>> Begin SUPPLIED INFORMATION

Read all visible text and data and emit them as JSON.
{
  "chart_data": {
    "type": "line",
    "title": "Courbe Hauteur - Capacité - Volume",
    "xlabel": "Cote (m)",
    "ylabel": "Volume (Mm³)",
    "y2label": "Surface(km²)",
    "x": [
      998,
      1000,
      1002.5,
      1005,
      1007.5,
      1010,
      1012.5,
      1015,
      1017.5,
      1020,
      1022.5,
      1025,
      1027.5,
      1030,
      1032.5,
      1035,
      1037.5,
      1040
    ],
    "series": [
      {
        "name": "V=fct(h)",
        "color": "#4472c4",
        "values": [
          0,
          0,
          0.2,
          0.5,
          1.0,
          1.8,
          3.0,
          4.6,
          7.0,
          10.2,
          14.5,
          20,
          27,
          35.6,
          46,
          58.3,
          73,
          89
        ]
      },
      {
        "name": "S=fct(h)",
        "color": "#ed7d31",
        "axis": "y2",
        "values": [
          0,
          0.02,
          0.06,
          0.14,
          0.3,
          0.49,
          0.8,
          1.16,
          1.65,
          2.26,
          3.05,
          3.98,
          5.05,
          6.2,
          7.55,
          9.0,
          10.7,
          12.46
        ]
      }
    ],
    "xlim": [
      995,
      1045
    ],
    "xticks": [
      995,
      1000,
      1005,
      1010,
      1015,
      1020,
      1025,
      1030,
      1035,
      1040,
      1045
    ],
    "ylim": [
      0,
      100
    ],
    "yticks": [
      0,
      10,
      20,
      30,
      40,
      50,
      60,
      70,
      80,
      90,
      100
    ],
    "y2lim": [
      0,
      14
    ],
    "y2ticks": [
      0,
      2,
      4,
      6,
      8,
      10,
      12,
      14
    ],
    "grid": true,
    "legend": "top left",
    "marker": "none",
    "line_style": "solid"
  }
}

>> End SUPPLIED INFORMATION

> **GIVEN TASK**:
Word for word, extract all the records.

> **ANSWER FOR THIS EXERCISE**:
Read all visible text and data and emit them as JSON.
{
  "chart_data": {
    "type": "line",
    "title": "Courbe Hauteur - Capacité - Volume",
    "xlabel": "Cote (m)",
    "ylabel": "Volume (Mm³)",
    "y2label": "Surface(km²)",
    "x": [
      998,
      1000,
      1002.5,
      1005,
      1007.5,
      1010,
      1012.5,
      1015,
      1017.5,
      1020,
      1022.5,
      1025,
      1027.5,
      1030,
      1032.5,
      1035,
      1037.5,
      1040
    ],
    "series": [
      {
        "name": "V=fct(h)",
        "color": "#4472c4",
        "values": [
          0,
          0,
          0.2,
          0.5,
          1.0,
          1.8,
          3.0,
          4.6,
          7.0,
          10.2,
          14.5,
          20,
          27,
          35.6,
          46,
          58.3,
          73,
          89
        ]
      },
      {
        "name": "S=fct(h)",
        "color": "#ed7d31",
        "axis": "y2",
        "values": [
          0,
          0.02,
          0.06,
          0.14,
          0.3,
          0.49,
          0.8,
          1.16,
          1.65,
          2.26,
          3.05,
          3.98,
          5.05,
          6.2,
          7.55,
          9.0,
          10.7,
          12.46
        ]
      }
    ],
    "xlim": [
      995,
      1045
    ],
    "xticks": [
      995,
      1000,
      1005,
      1010,
      1015,
      1020,
      1025,
      1030,
      1035,
      1040,
      1045
    ],
    "ylim": [
      0,
      100
    ],
    "yticks": [
      0,
      10,
      20,
      30,
      40,
      50,
      60,
      70,
      80,
      90,
      100
    ],
    "y2lim": [
      0,
      14
    ],
    "y2ticks": [
      0,
      2,
      4,
      6,
      8,
      10,
      12,
      14
    ],
    "grid": true,
    "legend": "top left",
    "marker": "none",
    "line_style": "solid"
  }
}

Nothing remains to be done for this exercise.